Short task: Copy out all the records exactly.
═════ Data supplied ═════
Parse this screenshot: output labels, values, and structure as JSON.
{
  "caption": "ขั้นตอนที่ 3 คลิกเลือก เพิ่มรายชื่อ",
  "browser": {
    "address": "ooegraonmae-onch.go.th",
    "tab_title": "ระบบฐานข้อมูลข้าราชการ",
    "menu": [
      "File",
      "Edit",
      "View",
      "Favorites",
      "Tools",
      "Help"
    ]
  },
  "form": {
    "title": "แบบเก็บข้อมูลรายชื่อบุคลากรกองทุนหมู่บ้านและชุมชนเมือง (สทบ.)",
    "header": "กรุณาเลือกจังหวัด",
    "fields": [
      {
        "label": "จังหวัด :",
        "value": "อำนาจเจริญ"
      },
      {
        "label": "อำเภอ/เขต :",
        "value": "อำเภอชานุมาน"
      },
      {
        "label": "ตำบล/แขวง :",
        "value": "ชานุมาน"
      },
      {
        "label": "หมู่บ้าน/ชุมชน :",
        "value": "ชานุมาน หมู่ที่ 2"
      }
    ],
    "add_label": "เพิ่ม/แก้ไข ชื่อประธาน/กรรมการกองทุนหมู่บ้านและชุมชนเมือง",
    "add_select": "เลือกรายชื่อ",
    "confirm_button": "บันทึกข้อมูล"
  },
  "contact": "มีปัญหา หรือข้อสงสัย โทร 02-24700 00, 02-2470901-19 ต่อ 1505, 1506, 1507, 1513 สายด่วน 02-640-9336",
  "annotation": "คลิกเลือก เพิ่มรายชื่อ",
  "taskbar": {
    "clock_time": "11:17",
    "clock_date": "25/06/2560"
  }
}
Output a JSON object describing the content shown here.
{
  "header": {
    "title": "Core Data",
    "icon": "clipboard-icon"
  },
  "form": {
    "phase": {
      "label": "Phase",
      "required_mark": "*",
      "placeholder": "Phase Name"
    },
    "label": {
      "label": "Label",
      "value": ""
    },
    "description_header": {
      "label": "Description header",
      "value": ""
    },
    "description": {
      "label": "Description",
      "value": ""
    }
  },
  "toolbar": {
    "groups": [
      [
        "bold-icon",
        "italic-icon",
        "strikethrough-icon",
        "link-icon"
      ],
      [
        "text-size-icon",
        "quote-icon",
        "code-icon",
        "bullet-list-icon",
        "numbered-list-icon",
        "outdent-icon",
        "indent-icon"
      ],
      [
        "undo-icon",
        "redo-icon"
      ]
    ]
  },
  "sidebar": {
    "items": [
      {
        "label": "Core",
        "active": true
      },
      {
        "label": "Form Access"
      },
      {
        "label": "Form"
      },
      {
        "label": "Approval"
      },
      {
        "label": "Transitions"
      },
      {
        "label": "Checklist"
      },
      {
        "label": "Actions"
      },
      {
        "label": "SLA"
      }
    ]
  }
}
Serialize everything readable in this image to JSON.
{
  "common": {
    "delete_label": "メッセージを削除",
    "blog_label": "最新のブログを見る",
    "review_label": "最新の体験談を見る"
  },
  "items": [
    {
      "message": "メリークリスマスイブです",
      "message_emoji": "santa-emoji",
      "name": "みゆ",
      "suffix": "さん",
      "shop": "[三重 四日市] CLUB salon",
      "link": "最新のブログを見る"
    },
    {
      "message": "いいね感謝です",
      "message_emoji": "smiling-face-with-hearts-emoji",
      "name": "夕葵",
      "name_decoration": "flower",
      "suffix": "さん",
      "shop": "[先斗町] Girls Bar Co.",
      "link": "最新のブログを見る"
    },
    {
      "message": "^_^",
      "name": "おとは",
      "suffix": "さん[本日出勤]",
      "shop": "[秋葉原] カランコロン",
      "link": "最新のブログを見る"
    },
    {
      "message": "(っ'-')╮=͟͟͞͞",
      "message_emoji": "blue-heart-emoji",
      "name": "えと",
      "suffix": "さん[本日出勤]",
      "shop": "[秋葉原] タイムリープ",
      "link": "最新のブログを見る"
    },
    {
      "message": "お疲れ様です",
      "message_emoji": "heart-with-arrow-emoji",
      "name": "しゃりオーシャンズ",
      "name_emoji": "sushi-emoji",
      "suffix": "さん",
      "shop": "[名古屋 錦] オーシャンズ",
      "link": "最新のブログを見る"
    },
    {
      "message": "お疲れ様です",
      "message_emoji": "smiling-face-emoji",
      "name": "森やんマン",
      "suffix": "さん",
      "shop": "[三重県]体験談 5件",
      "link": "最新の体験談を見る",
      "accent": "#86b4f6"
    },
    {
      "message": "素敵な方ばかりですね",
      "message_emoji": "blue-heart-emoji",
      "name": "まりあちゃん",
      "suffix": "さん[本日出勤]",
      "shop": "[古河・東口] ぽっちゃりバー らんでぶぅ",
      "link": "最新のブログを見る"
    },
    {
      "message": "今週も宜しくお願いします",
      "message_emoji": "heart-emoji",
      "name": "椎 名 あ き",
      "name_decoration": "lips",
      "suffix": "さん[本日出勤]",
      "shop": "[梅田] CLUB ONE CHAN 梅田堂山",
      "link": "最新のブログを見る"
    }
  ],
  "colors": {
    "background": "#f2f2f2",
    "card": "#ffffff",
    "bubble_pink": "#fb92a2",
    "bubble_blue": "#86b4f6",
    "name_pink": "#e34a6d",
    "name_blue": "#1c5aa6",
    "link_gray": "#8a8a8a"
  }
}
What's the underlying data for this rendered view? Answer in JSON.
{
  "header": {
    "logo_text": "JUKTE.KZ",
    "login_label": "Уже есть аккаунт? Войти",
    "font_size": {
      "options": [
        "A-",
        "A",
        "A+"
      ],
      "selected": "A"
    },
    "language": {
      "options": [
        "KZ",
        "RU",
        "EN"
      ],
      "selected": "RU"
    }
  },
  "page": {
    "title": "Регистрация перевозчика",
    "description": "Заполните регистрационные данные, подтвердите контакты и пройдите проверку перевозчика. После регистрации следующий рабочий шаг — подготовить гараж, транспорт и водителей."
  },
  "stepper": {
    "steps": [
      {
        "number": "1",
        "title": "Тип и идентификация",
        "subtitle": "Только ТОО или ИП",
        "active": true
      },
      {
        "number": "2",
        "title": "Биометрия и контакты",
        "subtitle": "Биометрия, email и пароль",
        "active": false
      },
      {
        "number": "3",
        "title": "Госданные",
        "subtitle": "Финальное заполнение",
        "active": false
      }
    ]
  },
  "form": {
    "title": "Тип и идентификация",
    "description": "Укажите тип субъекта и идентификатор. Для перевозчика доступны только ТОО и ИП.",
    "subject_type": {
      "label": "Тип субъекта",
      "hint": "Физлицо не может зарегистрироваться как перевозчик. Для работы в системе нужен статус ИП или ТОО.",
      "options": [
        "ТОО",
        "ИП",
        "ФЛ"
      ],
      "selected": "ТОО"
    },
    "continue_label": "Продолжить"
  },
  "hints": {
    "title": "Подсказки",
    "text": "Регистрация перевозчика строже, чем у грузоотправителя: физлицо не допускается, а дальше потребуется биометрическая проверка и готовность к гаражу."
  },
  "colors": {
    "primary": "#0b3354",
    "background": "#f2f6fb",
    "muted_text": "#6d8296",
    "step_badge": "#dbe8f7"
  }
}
═════
Exercise solution:
Parse this screenshot: output labels, values, and structure as JSON.
{
  "caption": "ขั้นตอนที่ 3 คลิกเลือก เพิ่มรายชื่อ",
  "browser": {
    "address": "ooegraonmae-onch.go.th",
    "tab_title": "ระบบฐานข้อมูลข้าราชการ",
    "menu": [
      "File",
      "Edit",
      "View",
      "Favorites",
      "Tools",
      "Help"
    ]
  },
  "form": {
    "title": "แบบเก็บข้อมูลรายชื่อบุคลากรกองทุนหมู่บ้านและชุมชนเมือง (สทบ.)",
    "header": "กรุณาเลือกจังหวัด",
    "fields": [
      {
        "label": "จังหวัด :",
        "value": "อำนาจเจริญ"
      },
      {
        "label": "อำเภอ/เขต :",
        "value": "อำเภอชานุมาน"
      },
      {
        "label": "ตำบล/แขวง :",
        "value": "ชานุมาน"
      },
      {
        "label": "หมู่บ้าน/ชุมชน :",
        "value": "ชานุมาน หมู่ที่ 2"
      }
    ],
    "add_label": "เพิ่ม/แก้ไข ชื่อประธาน/กรรมการกองทุนหมู่บ้านและชุมชนเมือง",
    "add_select": "เลือกรายชื่อ",
    "confirm_button": "บันทึกข้อมูล"
  },
  "contact": "มีปัญหา หรือข้อสงสัย โทร 02-24700 00, 02-2470901-19 ต่อ 1505, 1506, 1507, 1513 สายด่วน 02-640-9336",
  "annotation": "คลิกเลือก เพิ่มรายชื่อ",
  "taskbar": {
    "clock_time": "11:17",
    "clock_date": "25/06/2560"
  }
}
Output a JSON object describing the content shown here.
{
  "header": {
    "title": "Core Data",
    "icon": "clipboard-icon"
  },
  "form": {
    "phase": {
      "label": "Phase",
      "required_mark": "*",
      "placeholder": "Phase Name"
    },
    "label": {
      "label": "Label",
      "value": ""
    },
    "description_header": {
      "label": "Description header",
      "value": ""
    },
    "description": {
      "label": "Description",
      "value": ""
    }
  },
  "toolbar": {
    "groups": [
      [
        "bold-icon",
        "italic-icon",
        "strikethrough-icon",
        "link-icon"
      ],
      [
        "text-size-icon",
        "quote-icon",
        "code-icon",
        "bullet-list-icon",
        "numbered-list-icon",
        "outdent-icon",
        "indent-icon"
      ],
      [
        "undo-icon",
        "redo-icon"
      ]
    ]
  },
  "sidebar": {
    "items": [
      {
        "label": "Core",
        "active": true
      },
      {
        "label": "Form Access"
      },
      {
        "label": "Form"
      },
      {
        "label": "Approval"
      },
      {
        "label": "Transitions"
      },
      {
        "label": "Checklist"
      },
      {
        "label": "Actions"
      },
      {
        "label": "SLA"
      }
    ]
  }
}
Serialize everything readable in this image to JSON.
{
  "common": {
    "delete_label": "メッセージを削除",
    "blog_label": "最新のブログを見る",
    "review_label": "最新の体験談を見る"
  },
  "items": [
    {
      "message": "メリークリスマスイブです",
      "message_emoji": "santa-emoji",
      "name": "みゆ",
      "suffix": "さん",
      "shop": "[三重 四日市] CLUB salon",
      "link": "最新のブログを見る"
    },
    {
      "message": "いいね感謝です",
      "message_emoji": "smiling-face-with-hearts-emoji",
      "name": "夕葵",
      "name_decoration": "flower",
      "suffix": "さん",
      "shop": "[先斗町] Girls Bar Co.",
      "link": "最新のブログを見る"
    },
    {
      "message": "^_^",
      "name": "おとは",
      "suffix": "さん[本日出勤]",
      "shop": "[秋葉原] カランコロン",
      "link": "最新のブログを見る"
    },
    {
      "message": "(っ'-')╮=͟͟͞͞",
      "message_emoji": "blue-heart-emoji",
      "name": "えと",
      "suffix": "さん[本日出勤]",
      "shop": "[秋葉原] タイムリープ",
      "link": "最新のブログを見る"
    },
    {
      "message": "お疲れ様です",
      "message_emoji": "heart-with-arrow-emoji",
      "name": "しゃりオーシャンズ",
      "name_emoji": "sushi-emoji",
      "suffix": "さん",
      "shop": "[名古屋 錦] オーシャンズ",
      "link": "最新のブログを見る"
    },
    {
      "message": "お疲れ様です",
      "message_emoji": "smiling-face-emoji",
      "name": "森やんマン",
      "suffix": "さん",
      "shop": "[三重県]体験談 5件",
      "link": "最新の体験談を見る",
      "accent": "#86b4f6"
    },
    {
      "message": "素敵な方ばかりですね",
      "message_emoji": "blue-heart-emoji",
      "name": "まりあちゃん",
      "suffix": "さん[本日出勤]",
      "shop": "[古河・東口] ぽっちゃりバー らんでぶぅ",
      "link": "最新のブログを見る"
    },
    {
      "message": "今週も宜しくお願いします",
      "message_emoji": "heart-emoji",
      "name": "椎 名 あ き",
      "name_decoration": "lips",
      "suffix": "さん[本日出勤]",
      "shop": "[梅田] CLUB ONE CHAN 梅田堂山",
      "link": "最新のブログを見る"
    }
  ],
  "colors": {
    "background": "#f2f2f2",
    "card": "#ffffff",
    "bubble_pink": "#fb92a2",
    "bubble_blue": "#86b4f6",
    "name_pink": "#e34a6d",
    "name_blue": "#1c5aa6",
    "link_gray": "#8a8a8a"
  }
}
What's the underlying data for this rendered view? Answer in JSON.
{
  "header": {
    "logo_text": "JUKTE.KZ",
    "login_label": "Уже есть аккаунт? Войти",
    "font_size": {
      "options": [
        "A-",
        "A",
        "A+"
      ],
      "selected": "A"
    },
    "language": {
      "options": [
        "KZ",
        "RU",
        "EN"
      ],
      "selected": "RU"
    }
  },
  "page": {
    "title": "Регистрация перевозчика",
    "description": "Заполните регистрационные данные, подтвердите контакты и пройдите проверку перевозчика. После регистрации следующий рабочий шаг — подготовить гараж, транспорт и водителей."
  },
  "stepper": {
    "steps": [
      {
        "number": "1",
        "title": "Тип и идентификация",
        "subtitle": "Только ТОО или ИП",
        "active": true
      },
      {
        "number": "2",
        "title": "Биометрия и контакты",
        "subtitle": "Биометрия, email и пароль",
        "active": false
      },
      {
        "number": "3",
        "title": "Госданные",
        "subtitle": "Финальное заполнение",
        "active": false
      }
    ]
  },
  "form": {
    "title": "Тип и идентификация",
    "description": "Укажите тип субъекта и идентификатор. Для перевозчика доступны только ТОО и ИП.",
    "subject_type": {
      "label": "Тип субъекта",
      "hint": "Физлицо не может зарегистрироваться как перевозчик. Для работы в системе нужен статус ИП или ТОО.",
      "options": [
        "ТОО",
        "ИП",
        "ФЛ"
      ],
      "selected": "ТОО"
    },
    "continue_label": "Продолжить"
  },
  "hints": {
    "title": "Подсказки",
    "text": "Регистрация перевозчика строже, чем у грузоотправителя: физлицо не допускается, а дальше потребуется биометрическая проверка и готовность к гаражу."
  },
  "colors": {
    "primary": "#0b3354",
    "background": "#f2f6fb",
    "muted_text": "#6d8296",
    "step_badge": "#dbe8f7"
  }
}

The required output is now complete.